» **Task to carry out**:
Report each line of the data that has "desconhecido" somewhere in it.

» **Materials provided**:
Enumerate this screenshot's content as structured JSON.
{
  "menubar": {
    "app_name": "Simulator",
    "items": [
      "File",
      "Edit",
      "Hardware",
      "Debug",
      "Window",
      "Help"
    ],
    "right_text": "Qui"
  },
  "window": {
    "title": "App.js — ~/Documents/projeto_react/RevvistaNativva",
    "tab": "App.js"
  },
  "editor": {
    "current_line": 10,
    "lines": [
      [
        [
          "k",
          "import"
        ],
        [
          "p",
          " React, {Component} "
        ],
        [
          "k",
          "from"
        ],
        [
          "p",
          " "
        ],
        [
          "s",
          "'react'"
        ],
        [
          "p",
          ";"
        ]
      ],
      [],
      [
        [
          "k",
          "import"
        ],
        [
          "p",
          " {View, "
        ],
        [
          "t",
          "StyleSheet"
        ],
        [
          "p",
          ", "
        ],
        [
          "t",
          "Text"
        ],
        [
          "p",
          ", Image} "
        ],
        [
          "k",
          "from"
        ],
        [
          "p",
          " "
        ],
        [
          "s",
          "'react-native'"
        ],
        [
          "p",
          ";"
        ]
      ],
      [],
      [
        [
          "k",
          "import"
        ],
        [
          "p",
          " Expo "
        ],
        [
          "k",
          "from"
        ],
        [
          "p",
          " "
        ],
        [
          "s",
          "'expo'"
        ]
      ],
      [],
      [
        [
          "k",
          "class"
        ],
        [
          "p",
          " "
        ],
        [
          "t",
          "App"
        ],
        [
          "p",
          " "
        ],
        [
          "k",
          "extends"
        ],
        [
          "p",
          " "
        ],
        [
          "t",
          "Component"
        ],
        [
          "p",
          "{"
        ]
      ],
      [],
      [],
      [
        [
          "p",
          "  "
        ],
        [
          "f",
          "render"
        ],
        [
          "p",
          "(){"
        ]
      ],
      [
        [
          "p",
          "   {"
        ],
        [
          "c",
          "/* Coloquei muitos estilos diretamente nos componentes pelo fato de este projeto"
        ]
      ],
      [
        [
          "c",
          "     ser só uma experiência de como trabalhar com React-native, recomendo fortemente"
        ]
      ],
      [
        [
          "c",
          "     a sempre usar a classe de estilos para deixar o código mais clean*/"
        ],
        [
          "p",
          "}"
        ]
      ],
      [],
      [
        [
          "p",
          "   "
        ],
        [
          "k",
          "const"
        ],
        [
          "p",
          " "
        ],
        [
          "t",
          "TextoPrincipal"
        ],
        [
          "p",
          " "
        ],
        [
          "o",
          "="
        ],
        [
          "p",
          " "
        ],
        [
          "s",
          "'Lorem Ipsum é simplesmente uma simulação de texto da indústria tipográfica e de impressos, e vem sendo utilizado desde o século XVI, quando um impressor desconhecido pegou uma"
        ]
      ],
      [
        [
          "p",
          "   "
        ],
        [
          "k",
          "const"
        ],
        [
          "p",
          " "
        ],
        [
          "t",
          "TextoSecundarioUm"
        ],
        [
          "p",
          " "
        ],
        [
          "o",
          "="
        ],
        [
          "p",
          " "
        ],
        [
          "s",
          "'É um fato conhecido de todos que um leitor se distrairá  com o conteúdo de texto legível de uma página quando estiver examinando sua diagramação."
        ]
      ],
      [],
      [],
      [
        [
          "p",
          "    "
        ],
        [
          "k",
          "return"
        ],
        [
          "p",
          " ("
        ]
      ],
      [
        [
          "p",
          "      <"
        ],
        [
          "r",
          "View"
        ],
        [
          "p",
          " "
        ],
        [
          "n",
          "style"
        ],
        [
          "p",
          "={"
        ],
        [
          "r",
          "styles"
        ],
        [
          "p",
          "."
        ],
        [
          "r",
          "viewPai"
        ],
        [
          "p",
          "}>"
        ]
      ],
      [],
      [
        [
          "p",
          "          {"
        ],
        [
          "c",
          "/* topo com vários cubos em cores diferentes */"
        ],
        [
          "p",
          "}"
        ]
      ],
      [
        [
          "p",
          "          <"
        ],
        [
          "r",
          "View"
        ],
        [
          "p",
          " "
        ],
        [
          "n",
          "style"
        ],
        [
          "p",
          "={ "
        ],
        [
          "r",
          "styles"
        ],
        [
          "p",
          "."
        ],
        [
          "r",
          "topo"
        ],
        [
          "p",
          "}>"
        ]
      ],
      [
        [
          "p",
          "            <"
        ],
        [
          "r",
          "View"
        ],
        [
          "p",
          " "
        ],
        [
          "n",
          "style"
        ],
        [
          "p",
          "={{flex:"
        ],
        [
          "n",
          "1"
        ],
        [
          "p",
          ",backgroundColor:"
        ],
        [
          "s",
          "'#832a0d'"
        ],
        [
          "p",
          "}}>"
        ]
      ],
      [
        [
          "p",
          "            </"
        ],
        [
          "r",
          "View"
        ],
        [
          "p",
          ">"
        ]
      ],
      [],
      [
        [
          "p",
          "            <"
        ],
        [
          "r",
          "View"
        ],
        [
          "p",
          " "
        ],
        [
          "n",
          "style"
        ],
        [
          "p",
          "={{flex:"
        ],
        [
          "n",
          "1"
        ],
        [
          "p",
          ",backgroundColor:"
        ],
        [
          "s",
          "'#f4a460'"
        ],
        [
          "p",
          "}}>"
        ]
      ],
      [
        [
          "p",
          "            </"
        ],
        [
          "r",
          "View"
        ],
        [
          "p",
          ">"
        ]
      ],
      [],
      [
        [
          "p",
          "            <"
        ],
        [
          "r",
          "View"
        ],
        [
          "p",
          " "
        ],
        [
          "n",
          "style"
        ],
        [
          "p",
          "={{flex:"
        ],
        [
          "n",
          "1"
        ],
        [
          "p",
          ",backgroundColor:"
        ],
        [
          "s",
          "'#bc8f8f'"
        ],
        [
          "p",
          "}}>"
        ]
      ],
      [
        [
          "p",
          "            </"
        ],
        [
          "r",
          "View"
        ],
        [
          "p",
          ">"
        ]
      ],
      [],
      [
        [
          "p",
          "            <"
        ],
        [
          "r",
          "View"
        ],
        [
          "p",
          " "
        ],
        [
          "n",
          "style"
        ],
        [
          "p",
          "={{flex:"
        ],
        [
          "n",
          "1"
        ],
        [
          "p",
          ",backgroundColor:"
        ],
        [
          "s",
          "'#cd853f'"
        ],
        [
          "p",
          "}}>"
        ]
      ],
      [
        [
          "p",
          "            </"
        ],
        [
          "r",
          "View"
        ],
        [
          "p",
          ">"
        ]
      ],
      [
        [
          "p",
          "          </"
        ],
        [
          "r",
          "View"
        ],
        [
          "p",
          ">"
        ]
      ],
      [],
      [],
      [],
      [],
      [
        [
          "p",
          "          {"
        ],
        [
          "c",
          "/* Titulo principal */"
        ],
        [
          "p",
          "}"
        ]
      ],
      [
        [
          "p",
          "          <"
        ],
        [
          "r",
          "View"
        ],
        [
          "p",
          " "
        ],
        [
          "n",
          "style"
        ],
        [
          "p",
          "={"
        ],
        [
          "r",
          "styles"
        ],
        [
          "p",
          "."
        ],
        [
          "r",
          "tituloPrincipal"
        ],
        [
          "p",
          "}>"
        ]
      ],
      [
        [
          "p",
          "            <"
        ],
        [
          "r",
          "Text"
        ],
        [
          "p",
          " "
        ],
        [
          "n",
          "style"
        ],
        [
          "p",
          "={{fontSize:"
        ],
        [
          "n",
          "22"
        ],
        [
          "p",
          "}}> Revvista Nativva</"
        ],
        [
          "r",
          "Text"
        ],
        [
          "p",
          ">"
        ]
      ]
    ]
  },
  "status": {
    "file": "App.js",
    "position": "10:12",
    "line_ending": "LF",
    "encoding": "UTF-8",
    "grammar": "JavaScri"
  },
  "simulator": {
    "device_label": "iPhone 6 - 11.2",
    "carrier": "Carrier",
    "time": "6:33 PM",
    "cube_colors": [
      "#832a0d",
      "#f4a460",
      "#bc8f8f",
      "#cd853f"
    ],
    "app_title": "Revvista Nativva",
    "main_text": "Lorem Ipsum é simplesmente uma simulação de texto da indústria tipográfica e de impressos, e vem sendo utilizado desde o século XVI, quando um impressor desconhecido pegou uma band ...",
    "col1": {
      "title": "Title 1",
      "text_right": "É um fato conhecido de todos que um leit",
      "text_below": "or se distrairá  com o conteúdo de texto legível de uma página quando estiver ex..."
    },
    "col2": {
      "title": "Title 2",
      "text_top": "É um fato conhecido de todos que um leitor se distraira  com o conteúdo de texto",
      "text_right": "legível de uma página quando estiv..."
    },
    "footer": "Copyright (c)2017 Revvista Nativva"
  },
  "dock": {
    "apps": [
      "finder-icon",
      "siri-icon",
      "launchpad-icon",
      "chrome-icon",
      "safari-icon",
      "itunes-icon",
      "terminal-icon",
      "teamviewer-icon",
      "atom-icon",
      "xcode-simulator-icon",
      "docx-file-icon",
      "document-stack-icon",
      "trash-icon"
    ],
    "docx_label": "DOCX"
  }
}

» **Written solution**:
          "'Lorem Ipsum é simplesmente uma simulação de texto da indústria tipográfica e de impressos, e vem sendo utilizado desde o século XVI, quando um impressor desconhecido pegou uma"
    "main_text": "Lorem Ipsum é simplesmente uma simulação de texto da indústria tipográfica e de impressos, e vem sendo utilizado desde o século XVI, quando um impressor desconhecido pegou uma band ...",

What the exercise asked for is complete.